## Task instructions:
List all the lines in these records that hold "EMPRESARIO".

[Records about charts and figures]
● ● ●

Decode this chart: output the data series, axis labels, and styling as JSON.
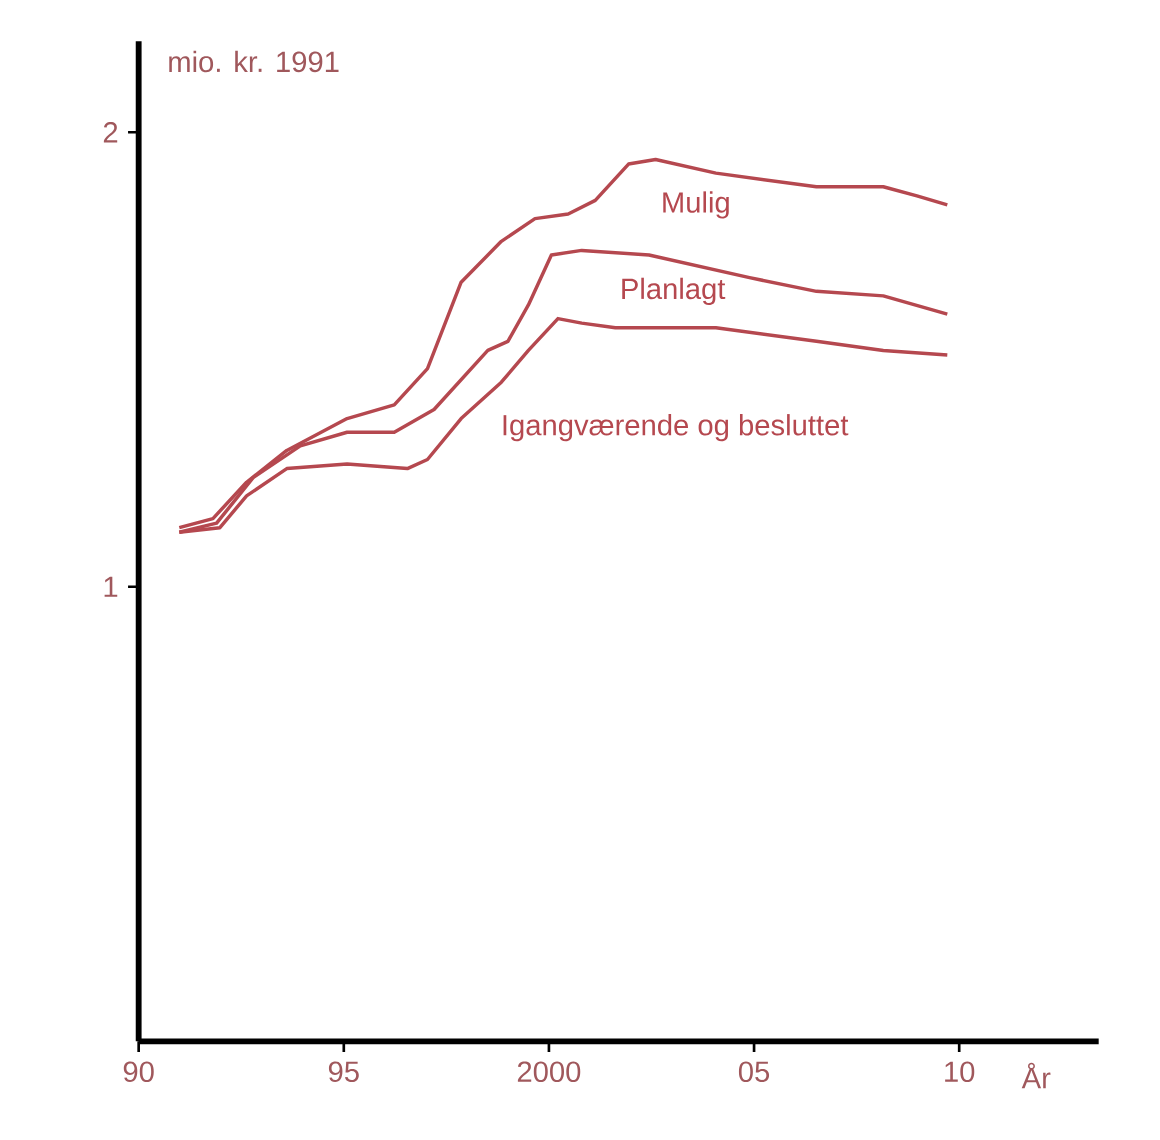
{
  "chart_data": {
    "type": "line",
    "ylabel": "mio. kr. 1991",
    "xlabel": "År",
    "xlim": [
      1990,
      2013.4
    ],
    "ylim": [
      0,
      2.2
    ],
    "xticks": [
      {
        "value": 1990,
        "label": "90"
      },
      {
        "value": 1995,
        "label": "95"
      },
      {
        "value": 2000,
        "label": "2000"
      },
      {
        "value": 2005,
        "label": "05"
      },
      {
        "value": 2010,
        "label": "10"
      }
    ],
    "yticks": [
      1,
      2
    ],
    "grid": false,
    "legend": false,
    "marker": "none",
    "line_style": "solid",
    "series": [
      {
        "name": "Mulig",
        "color": "#b5484f",
        "x": [
          1990.99,
          1991.81,
          1992.63,
          1993.61,
          1995.08,
          1996.23,
          1997.04,
          1997.86,
          1998.84,
          1999.66,
          2000.47,
          2001.13,
          2001.94,
          2002.6,
          2004.07,
          2006.52,
          2008.15,
          2008.97,
          2009.71
        ],
        "values": [
          1.13,
          1.15,
          1.23,
          1.3,
          1.37,
          1.4,
          1.48,
          1.67,
          1.76,
          1.81,
          1.82,
          1.85,
          1.93,
          1.94,
          1.91,
          1.88,
          1.88,
          1.86,
          1.84
        ]
      },
      {
        "name": "Planlagt",
        "color": "#b5484f",
        "x": [
          1990.99,
          1991.9,
          1992.79,
          1993.94,
          1995.08,
          1996.23,
          1997.2,
          1998.51,
          1999.0,
          1999.5,
          2000.06,
          2000.8,
          2002.44,
          2004.89,
          2006.52,
          2008.15,
          2009.71
        ],
        "values": [
          1.12,
          1.14,
          1.24,
          1.31,
          1.34,
          1.34,
          1.39,
          1.52,
          1.54,
          1.62,
          1.73,
          1.74,
          1.73,
          1.68,
          1.65,
          1.64,
          1.6
        ]
      },
      {
        "name": "Igangværende og besluttet",
        "color": "#b5484f",
        "x": [
          1990.99,
          1991.98,
          1992.63,
          1993.61,
          1995.08,
          1996.55,
          1997.04,
          1997.86,
          1998.84,
          1999.5,
          2000.22,
          2000.8,
          2001.62,
          2004.07,
          2006.52,
          2008.15,
          2009.71
        ],
        "values": [
          1.12,
          1.13,
          1.2,
          1.26,
          1.27,
          1.26,
          1.28,
          1.37,
          1.45,
          1.52,
          1.59,
          1.58,
          1.57,
          1.57,
          1.54,
          1.52,
          1.51
        ]
      }
    ]
  }
}
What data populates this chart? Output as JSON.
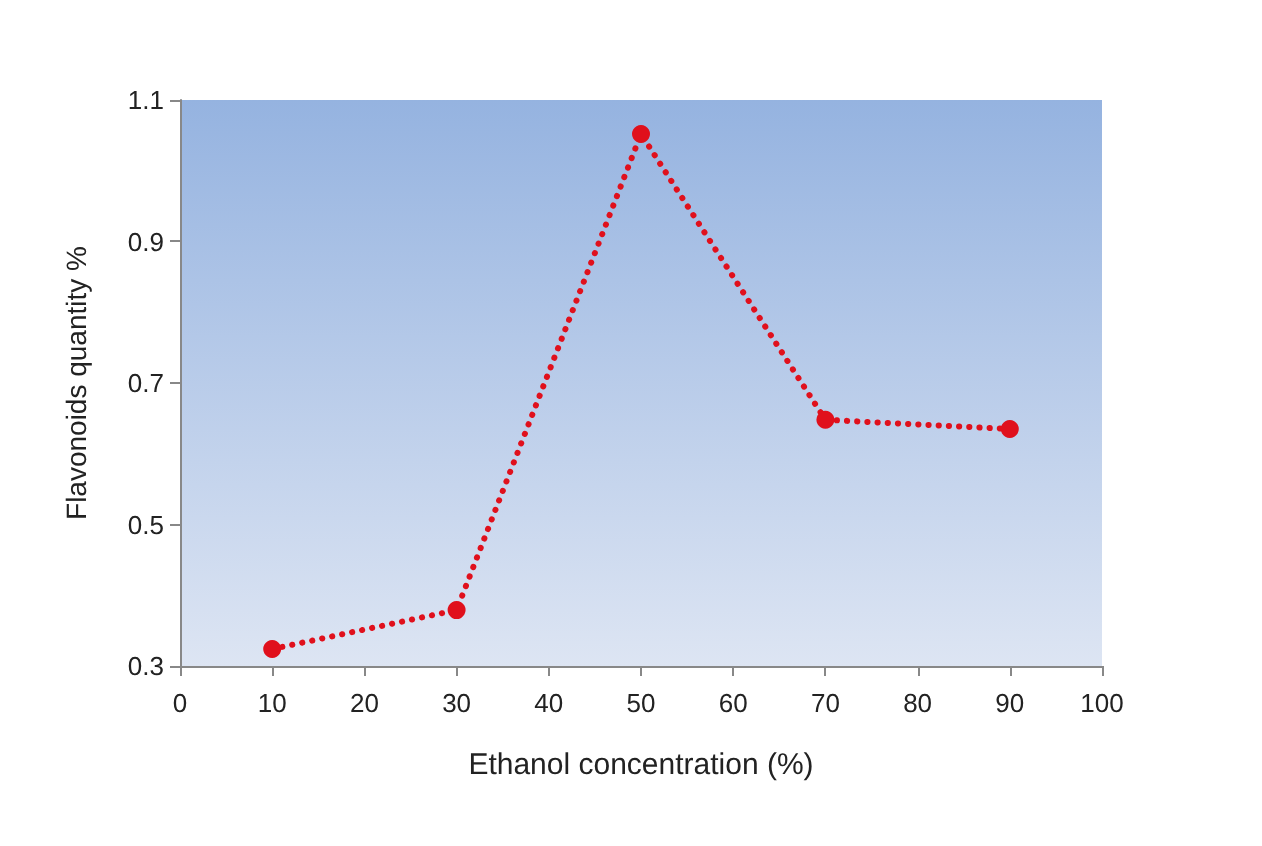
{
  "chart_data": {
    "type": "line",
    "xlabel": "Ethanol concentration (%)",
    "ylabel": "Flavonoids quantity %",
    "x": [
      10,
      30,
      50,
      70,
      90
    ],
    "series": [
      {
        "color": "#e0101c",
        "values": [
          0.324,
          0.379,
          1.052,
          0.648,
          0.635
        ]
      }
    ],
    "xlim": [
      0,
      100
    ],
    "xticks": [
      0,
      10,
      20,
      30,
      40,
      50,
      60,
      70,
      80,
      90,
      100
    ],
    "ylim": [
      0.3,
      1.1
    ],
    "yticks": [
      0.3,
      0.5,
      0.7,
      0.9,
      1.1
    ],
    "grid": false,
    "marker": "circle",
    "line_style": "dotted"
  }
}
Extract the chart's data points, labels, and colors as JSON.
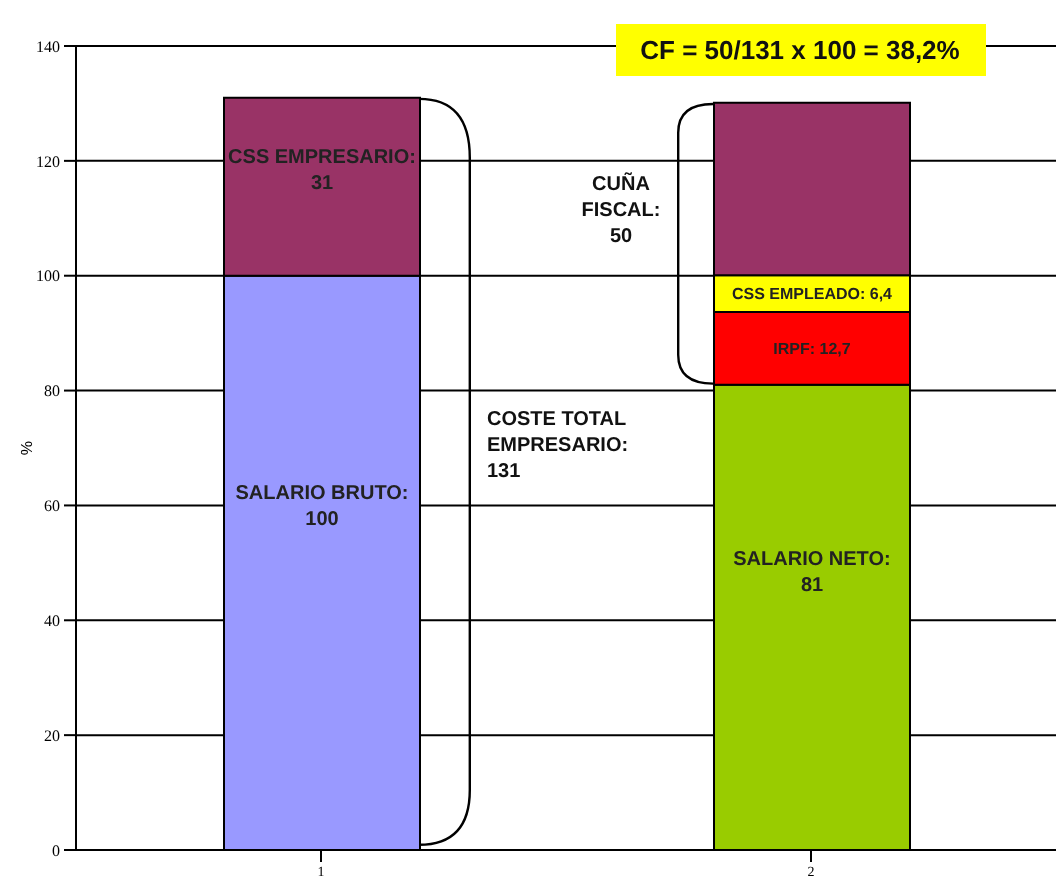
{
  "chart_data": {
    "type": "bar",
    "stacked": true,
    "categories": [
      "1",
      "2"
    ],
    "ylabel": "%",
    "ylim": [
      0,
      140
    ],
    "yticks": [
      0,
      20,
      40,
      60,
      80,
      100,
      120,
      140
    ],
    "grid": "y",
    "legend": false,
    "series": [
      {
        "colors": [
          "#9999ff",
          "#99cc00"
        ],
        "values": [
          100,
          81
        ],
        "value_labels": [
          "SALARIO BRUTO: 100",
          "SALARIO NETO: 81"
        ]
      },
      {
        "color": "#ff0000",
        "values": [
          null,
          12.7
        ],
        "value_labels": [
          null,
          "IRPF: 12,7"
        ]
      },
      {
        "color": "#ffff00",
        "values": [
          null,
          6.4
        ],
        "value_labels": [
          null,
          "CSS EMPLEADO: 6,4"
        ]
      },
      {
        "color": "#993366",
        "values": [
          31,
          30
        ],
        "value_labels": [
          "CSS EMPRESARIO: 31",
          null
        ]
      }
    ],
    "annotations": [
      "CF = 50/131 x 100 = 38,2%",
      "COSTE TOTAL EMPRESARIO: 131",
      "CUÑA FISCAL: 50"
    ]
  }
}
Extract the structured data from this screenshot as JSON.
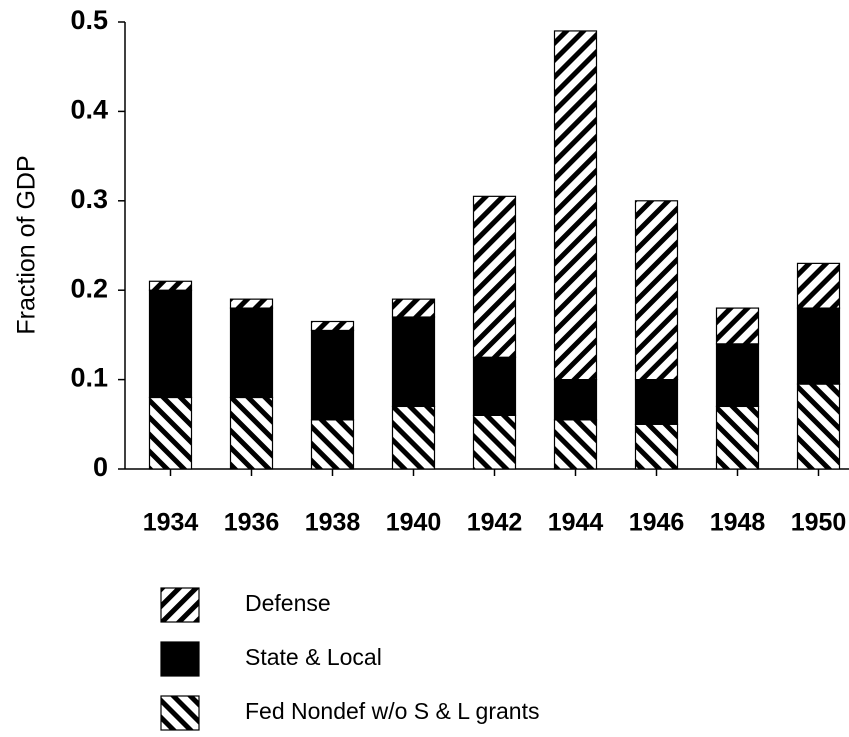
{
  "chart_data": {
    "type": "stacked_bar",
    "y_label": "Fraction of GDP",
    "categories": [
      "1934",
      "1936",
      "1938",
      "1940",
      "1942",
      "1944",
      "1946",
      "1948",
      "1950"
    ],
    "series": [
      {
        "name": "Fed Nondef w/o S & L grants",
        "color": "#000000",
        "hatch": "\\",
        "values": [
          0.08,
          0.08,
          0.055,
          0.07,
          0.06,
          0.055,
          0.05,
          0.07,
          0.095
        ]
      },
      {
        "name": "State & Local",
        "color": "#000000",
        "hatch": "solid",
        "values": [
          0.12,
          0.1,
          0.1,
          0.1,
          0.065,
          0.045,
          0.05,
          0.07,
          0.085
        ]
      },
      {
        "name": "Defense",
        "color": "#000000",
        "hatch": "/",
        "values": [
          0.01,
          0.01,
          0.01,
          0.02,
          0.18,
          0.39,
          0.2,
          0.04,
          0.05
        ]
      }
    ],
    "ylim": [
      0,
      0.5
    ],
    "yticks": [
      0,
      0.1,
      0.2,
      0.3,
      0.4,
      0.5
    ]
  }
}
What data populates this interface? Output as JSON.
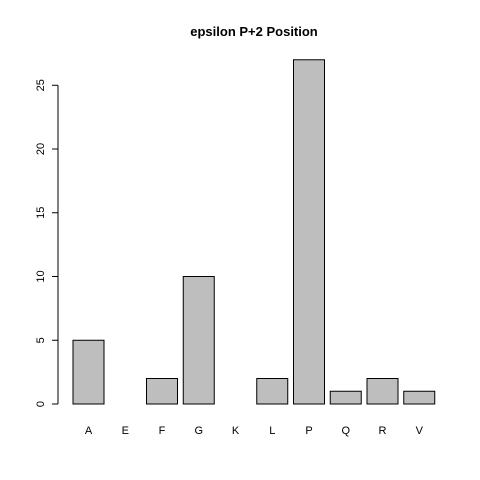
{
  "chart_data": {
    "type": "bar",
    "title": "epsilon P+2 Position",
    "xlabel": "",
    "ylabel": "",
    "categories": [
      "A",
      "E",
      "F",
      "G",
      "K",
      "L",
      "P",
      "Q",
      "R",
      "V"
    ],
    "values": [
      5,
      0,
      2,
      10,
      0,
      2,
      27,
      1,
      2,
      1
    ],
    "ylim": [
      0,
      28.08
    ],
    "yticks": [
      0,
      5,
      10,
      15,
      20,
      25
    ],
    "grid": false,
    "legend": "none",
    "colors": {
      "bar_fill": "#bebebe",
      "bar_stroke": "#000000"
    }
  }
}
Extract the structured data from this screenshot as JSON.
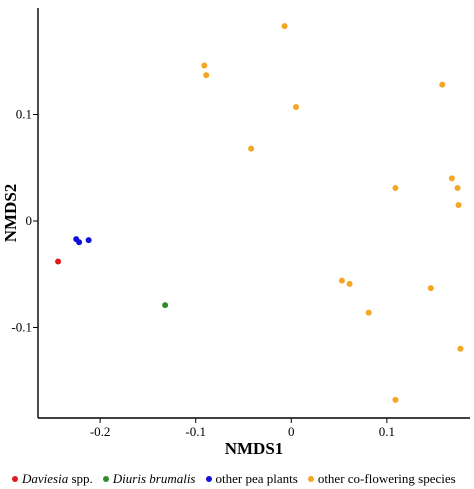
{
  "chart_data": {
    "type": "scatter",
    "xlabel": "NMDS1",
    "ylabel": "NMDS2",
    "xlim": [
      -0.265,
      0.187
    ],
    "ylim": [
      -0.185,
      0.2
    ],
    "xticks": [
      -0.2,
      -0.1,
      0,
      0.1
    ],
    "xtick_labels": [
      "-0.2",
      "-0.1",
      "0",
      "0.1"
    ],
    "yticks": [
      -0.1,
      0,
      0.1
    ],
    "ytick_labels": [
      "-0.1",
      "0",
      "0.1"
    ],
    "grid": false,
    "legend_position": "bottom",
    "series": [
      {
        "name_italic": "Daviesia",
        "name_rest": " spp.",
        "color": "#e31a1c",
        "points": [
          [
            -0.244,
            -0.038
          ]
        ]
      },
      {
        "name_italic": "Diuris brumalis",
        "name_rest": "",
        "color": "#2e8b2e",
        "points": [
          [
            -0.132,
            -0.079
          ]
        ]
      },
      {
        "name_italic": "",
        "name_rest": "other pea plants",
        "color": "#1010d8",
        "points": [
          [
            -0.225,
            -0.017
          ],
          [
            -0.222,
            -0.02
          ],
          [
            -0.212,
            -0.018
          ]
        ]
      },
      {
        "name_italic": "",
        "name_rest": "other co-flowering species",
        "color": "#f5a623",
        "points": [
          [
            -0.007,
            0.183
          ],
          [
            -0.091,
            0.146
          ],
          [
            -0.089,
            0.137
          ],
          [
            0.158,
            0.128
          ],
          [
            0.005,
            0.107
          ],
          [
            -0.042,
            0.068
          ],
          [
            0.168,
            0.04
          ],
          [
            0.109,
            0.031
          ],
          [
            0.174,
            0.031
          ],
          [
            0.175,
            0.015
          ],
          [
            0.053,
            -0.056
          ],
          [
            0.061,
            -0.059
          ],
          [
            0.146,
            -0.063
          ],
          [
            0.081,
            -0.086
          ],
          [
            0.177,
            -0.12
          ],
          [
            0.109,
            -0.168
          ]
        ]
      }
    ]
  }
}
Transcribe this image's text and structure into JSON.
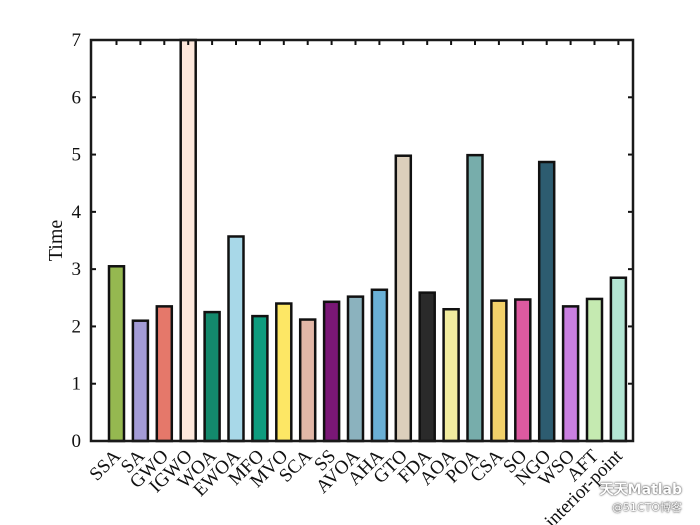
{
  "chart_data": {
    "type": "bar",
    "categories": [
      "SSA",
      "SA",
      "GWO",
      "IGWO",
      "WOA",
      "EWOA",
      "MFO",
      "MVO",
      "SCA",
      "SS",
      "AVOA",
      "AHA",
      "GTO",
      "FDA",
      "AOA",
      "POA",
      "CSA",
      "SO",
      "NGO",
      "WSO",
      "AFT",
      "interior-point"
    ],
    "values": [
      3.05,
      2.1,
      2.35,
      7.0,
      2.25,
      3.57,
      2.18,
      2.4,
      2.12,
      2.43,
      2.52,
      2.64,
      4.98,
      2.59,
      2.3,
      4.99,
      2.45,
      2.47,
      4.87,
      2.35,
      2.48,
      2.85
    ],
    "colors": [
      "#95b850",
      "#a39bd6",
      "#e5786a",
      "#fde8dc",
      "#13896c",
      "#a8d8e8",
      "#0e9c7e",
      "#fde765",
      "#e2b7a7",
      "#7a1776",
      "#8bb2be",
      "#6ab0d6",
      "#dccfbc",
      "#2a2a2a",
      "#f2ec9f",
      "#77adab",
      "#f2d16a",
      "#dd5aa0",
      "#2d5c70",
      "#c97fe0",
      "#c5eab1",
      "#b3e6d4"
    ],
    "xlabel": "",
    "ylabel": "Time",
    "ylim": [
      0,
      7
    ],
    "yticks": [
      "0",
      "1",
      "2",
      "3",
      "4",
      "5",
      "6",
      "7"
    ],
    "grid": false,
    "title": ""
  },
  "watermark": {
    "line1": "天天Matlab",
    "line2": "@51CTO博客"
  }
}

● ● ●

## Task result:
          "CSS EMPRESARIO: 31",
      "COSTE TOTAL EMPRESARIO: 131",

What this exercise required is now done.